> [Your goal] Select from the records below every line that has the word "values" in it.

> [Source data]

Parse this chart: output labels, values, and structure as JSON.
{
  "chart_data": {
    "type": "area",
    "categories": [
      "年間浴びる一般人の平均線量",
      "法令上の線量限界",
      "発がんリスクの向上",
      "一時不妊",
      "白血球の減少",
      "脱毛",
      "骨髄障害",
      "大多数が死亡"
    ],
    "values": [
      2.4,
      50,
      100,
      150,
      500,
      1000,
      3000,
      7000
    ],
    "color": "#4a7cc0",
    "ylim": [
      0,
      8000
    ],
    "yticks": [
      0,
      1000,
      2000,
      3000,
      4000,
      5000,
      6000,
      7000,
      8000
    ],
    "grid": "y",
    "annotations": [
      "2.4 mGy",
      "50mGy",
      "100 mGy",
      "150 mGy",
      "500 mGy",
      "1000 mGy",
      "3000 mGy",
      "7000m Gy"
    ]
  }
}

> [Worked solution]
Parse this chart: output labels, values, and structure as JSON.
    "values": [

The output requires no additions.